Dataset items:
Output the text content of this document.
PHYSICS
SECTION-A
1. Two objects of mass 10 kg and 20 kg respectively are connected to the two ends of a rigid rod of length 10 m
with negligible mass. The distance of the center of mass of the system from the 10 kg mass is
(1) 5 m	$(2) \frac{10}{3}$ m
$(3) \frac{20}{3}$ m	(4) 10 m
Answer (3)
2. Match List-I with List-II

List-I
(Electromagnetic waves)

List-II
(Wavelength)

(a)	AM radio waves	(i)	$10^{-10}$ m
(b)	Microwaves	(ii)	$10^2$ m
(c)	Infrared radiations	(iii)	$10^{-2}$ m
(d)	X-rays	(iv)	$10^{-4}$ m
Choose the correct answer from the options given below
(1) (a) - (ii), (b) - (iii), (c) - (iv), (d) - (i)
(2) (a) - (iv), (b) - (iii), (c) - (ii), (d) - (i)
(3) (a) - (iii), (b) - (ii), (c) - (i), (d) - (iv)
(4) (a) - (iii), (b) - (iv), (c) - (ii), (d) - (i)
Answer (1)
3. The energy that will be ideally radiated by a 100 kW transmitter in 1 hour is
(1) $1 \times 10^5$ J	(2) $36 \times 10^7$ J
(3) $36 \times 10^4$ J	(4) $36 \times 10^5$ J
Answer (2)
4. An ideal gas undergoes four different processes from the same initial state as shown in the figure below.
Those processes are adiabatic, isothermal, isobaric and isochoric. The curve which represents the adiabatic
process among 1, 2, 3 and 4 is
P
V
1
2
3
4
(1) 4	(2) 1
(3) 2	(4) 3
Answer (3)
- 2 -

## Requirements
List all lines from the entries that include the word "mass".

## The completed task
1. Two objects of mass 10 kg and 20 kg respectively are connected to the two ends of a rigid rod of length 10 m
with negligible mass. The distance of the center of mass of the system from the 10 kg mass is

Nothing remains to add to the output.